Job: In the entries below, identify every line with the string "Worklist" and copy it.

[Stored items]
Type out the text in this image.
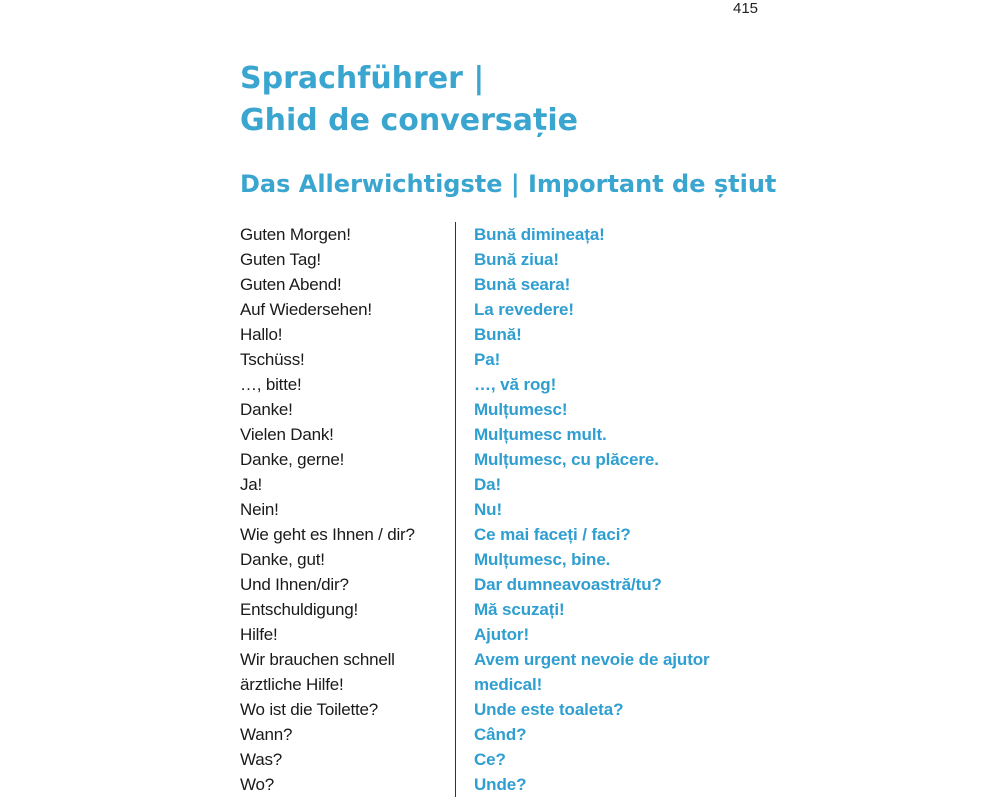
415
Sprachführer |
Ghid de conversație
Das Allerwichtigste | Important de știut
Guten Morgen!	Bună dimineața!
Guten Tag!	Bună ziua!
Guten Abend!	Bună seara!
Auf Wiedersehen!	La revedere!
Hallo!	Bună!
Tschüss!	Pa!
…, bitte!	…, vă rog!
Danke!	Mulțumesc!
Vielen Dank!	Mulțumesc mult.
Danke, gerne!	Mulțumesc, cu plăcere.
Ja!	Da!
Nein!	Nu!
Wie geht es Ihnen / dir?	Ce mai faceți / faci?
Danke, gut!	Mulțumesc, bine.
Und Ihnen/dir?	Dar dumneavoastră/tu?
Entschuldigung!	Mă scuzați!
Hilfe!	Ajutor!
Wir brauchen schnell	Avem urgent nevoie de ajutor
ärztliche Hilfe!	medical!
Wo ist die Toilette?	Unde este toaleta?
Wann?	Când?
Was?	Ce?
Wo?	Unde?
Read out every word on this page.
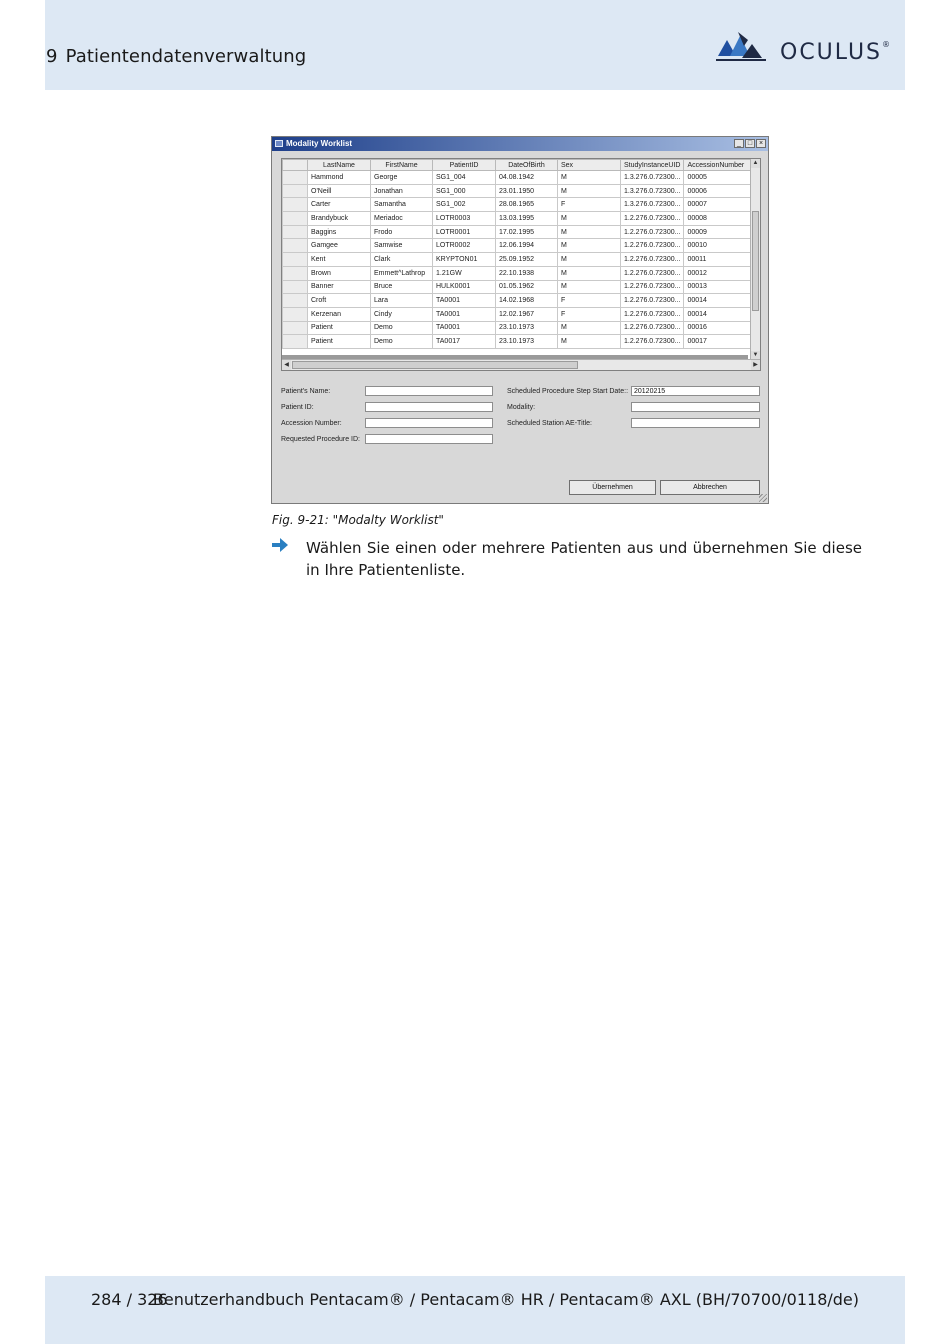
9 Patientendatenverwaltung	OCULUS®
Modality Worklist	_ □ ×
	LastName	FirstName	PatientID	DateOfBirth	Sex	StudyInstanceUID	AccessionNumber
	Hammond	George	SG1_004	04.08.1942	M	1.3.276.0.72300...	00005
	O'Neill	Jonathan	SG1_000	23.01.1950	M	1.3.276.0.72300...	00006
	Carter	Samantha	SG1_002	28.08.1965	F	1.3.276.0.72300...	00007
	Brandybuck	Meriadoc	LOTR0003	13.03.1995	M	1.2.276.0.72300...	00008
	Baggins	Frodo	LOTR0001	17.02.1995	M	1.2.276.0.72300...	00009
	Gamgee	Samwise	LOTR0002	12.06.1994	M	1.2.276.0.72300...	00010
	Kent	Clark	KRYPTON01	25.09.1952	M	1.2.276.0.72300...	00011
	Brown	Emmett^Lathrop	1.21GW	22.10.1938	M	1.2.276.0.72300...	00012
	Banner	Bruce	HULK0001	01.05.1962	M	1.2.276.0.72300...	00013
	Croft	Lara	TA0001	14.02.1968	F	1.2.276.0.72300...	00014
	Kerzenan	Cindy	TA0001	12.02.1967	F	1.2.276.0.72300...	00014
	Patient	Demo	TA0001	23.10.1973	M	1.2.276.0.72300...	00016
	Patient	Demo	TA0017	23.10.1973	M	1.2.276.0.72300...	00017
▲
▼
◀	▶
Patient's Name:
Patient ID:
Accession Number:
Requested Procedure ID:
Scheduled Procedure Step Start Date::
20120215
Modality:
Scheduled Station AE-Title:
Übernehmen	Abbrechen
Fig. 9-21: "Modalty Worklist"
Wählen Sie einen oder mehrere Patienten aus und übernehmen Sie diese in Ihre Patientenliste.
284 / 326
Benutzerhandbuch Pentacam® / Pentacam® HR / Pentacam® AXL (BH/70700/0118/de)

Task result:
Modality Worklist	_ □ ×
Fig. 9-21: "Modalty Worklist"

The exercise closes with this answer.